**Exercise:**
Make an exact copy of the listing below.

(Saved data entries)

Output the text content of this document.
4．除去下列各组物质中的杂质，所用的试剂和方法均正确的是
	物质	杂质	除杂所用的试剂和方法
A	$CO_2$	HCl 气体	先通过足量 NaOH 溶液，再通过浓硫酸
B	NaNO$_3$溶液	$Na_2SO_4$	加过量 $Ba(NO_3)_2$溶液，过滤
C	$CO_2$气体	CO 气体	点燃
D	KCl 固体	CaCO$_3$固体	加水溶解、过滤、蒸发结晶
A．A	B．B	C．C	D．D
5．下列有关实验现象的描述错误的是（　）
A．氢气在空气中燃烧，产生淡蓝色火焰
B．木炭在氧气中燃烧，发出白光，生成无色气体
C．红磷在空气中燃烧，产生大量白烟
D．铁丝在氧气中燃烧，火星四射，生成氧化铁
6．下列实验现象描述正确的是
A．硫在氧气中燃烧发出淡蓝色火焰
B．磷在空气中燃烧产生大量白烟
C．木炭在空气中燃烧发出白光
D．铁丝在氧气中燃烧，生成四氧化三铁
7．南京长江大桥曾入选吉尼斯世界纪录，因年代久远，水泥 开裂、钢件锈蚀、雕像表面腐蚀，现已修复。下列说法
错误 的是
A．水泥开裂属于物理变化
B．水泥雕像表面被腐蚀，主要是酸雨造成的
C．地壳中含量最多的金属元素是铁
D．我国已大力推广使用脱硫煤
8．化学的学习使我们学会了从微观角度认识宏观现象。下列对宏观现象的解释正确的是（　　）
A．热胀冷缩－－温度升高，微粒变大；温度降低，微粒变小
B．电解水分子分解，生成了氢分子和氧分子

**Written response:**
Output the text content of this document.
4．除去下列各组物质中的杂质，所用的试剂和方法均正确的是
	物质	杂质	除杂所用的试剂和方法
A	$CO_2$	HCl 气体	先通过足量 NaOH 溶液，再通过浓硫酸
B	NaNO$_3$溶液	$Na_2SO_4$	加过量 $Ba(NO_3)_2$溶液，过滤
C	$CO_2$气体	CO 气体	点燃
D	KCl 固体	CaCO$_3$固体	加水溶解、过滤、蒸发结晶
A．A	B．B	C．C	D．D
5．下列有关实验现象的描述错误的是（　）
A．氢气在空气中燃烧，产生淡蓝色火焰
B．木炭在氧气中燃烧，发出白光，生成无色气体
C．红磷在空气中燃烧，产生大量白烟
D．铁丝在氧气中燃烧，火星四射，生成氧化铁
6．下列实验现象描述正确的是
A．硫在氧气中燃烧发出淡蓝色火焰
B．磷在空气中燃烧产生大量白烟
C．木炭在空气中燃烧发出白光
D．铁丝在氧气中燃烧，生成四氧化三铁
7．南京长江大桥曾入选吉尼斯世界纪录，因年代久远，水泥 开裂、钢件锈蚀、雕像表面腐蚀，现已修复。下列说法
错误 的是
A．水泥开裂属于物理变化
B．水泥雕像表面被腐蚀，主要是酸雨造成的
C．地壳中含量最多的金属元素是铁
D．我国已大力推广使用脱硫煤
8．化学的学习使我们学会了从微观角度认识宏观现象。下列对宏观现象的解释正确的是（　　）
A．热胀冷缩－－温度升高，微粒变大；温度降低，微粒变小
B．电解水分子分解，生成了氢分子和氧分子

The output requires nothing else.